» Written exercise: Each record below should be output verbatim, without pictures.

═══ Entries

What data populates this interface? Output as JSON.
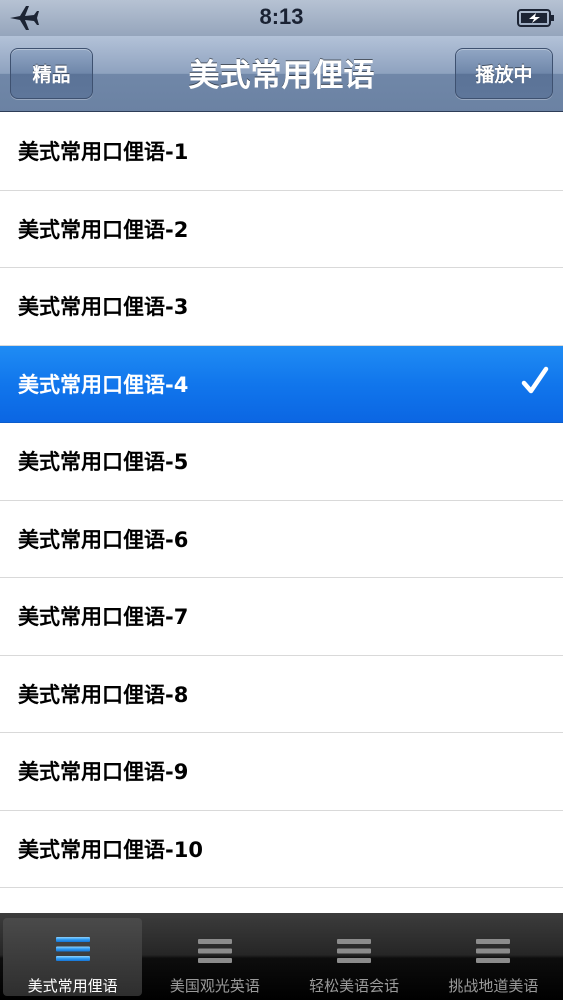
{
  "status_bar": {
    "time": "8:13",
    "icons": [
      "airplane-icon",
      "battery-charging-icon"
    ]
  },
  "nav_bar": {
    "left_button": "精品",
    "title": "美式常用俚语",
    "right_button": "播放中"
  },
  "list": {
    "items": [
      "美式常用口俚语-1",
      "美式常用口俚语-2",
      "美式常用口俚语-3",
      "美式常用口俚语-4",
      "美式常用口俚语-5",
      "美式常用口俚语-6",
      "美式常用口俚语-7",
      "美式常用口俚语-8",
      "美式常用口俚语-9",
      "美式常用口俚语-10"
    ],
    "selected_index": 3,
    "selected_accessory_icon": "checkmark-icon"
  },
  "tab_bar": {
    "tabs": [
      {
        "label": "美式常用俚语",
        "icon": "list-icon",
        "active": true
      },
      {
        "label": "美国观光英语",
        "icon": "list-icon",
        "active": false
      },
      {
        "label": "轻松美语会话",
        "icon": "list-icon",
        "active": false
      },
      {
        "label": "挑战地道美语",
        "icon": "list-icon",
        "active": false
      }
    ]
  },
  "colors": {
    "selection_blue": "#1176ec",
    "nav_blue": "#7087a8",
    "tab_bar_black": "#000000"
  }
}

══════

» Task answer:
What data populates this interface? Output as JSON.
{
  "status_bar": {
    "time": "8:13",
    "icons": [
      "airplane-icon",
      "battery-charging-icon"
    ]
  },
  "nav_bar": {
    "left_button": "精品",
    "title": "美式常用俚语",
    "right_button": "播放中"
  },
  "list": {
    "items": [
      "美式常用口俚语-1",
      "美式常用口俚语-2",
      "美式常用口俚语-3",
      "美式常用口俚语-4",
      "美式常用口俚语-5",
      "美式常用口俚语-6",
      "美式常用口俚语-7",
      "美式常用口俚语-8",
      "美式常用口俚语-9",
      "美式常用口俚语-10"
    ],
    "selected_index": 3,
    "selected_accessory_icon": "checkmark-icon"
  },
  "tab_bar": {
    "tabs": [
      {
        "label": "美式常用俚语",
        "icon": "list-icon",
        "active": true
      },
      {
        "label": "美国观光英语",
        "icon": "list-icon",
        "active": false
      },
      {
        "label": "轻松美语会话",
        "icon": "list-icon",
        "active": false
      },
      {
        "label": "挑战地道美语",
        "icon": "list-icon",
        "active": false
      }
    ]
  },
  "colors": {
    "selection_blue": "#1176ec",
    "nav_blue": "#7087a8",
    "tab_bar_black": "#000000"
  }
}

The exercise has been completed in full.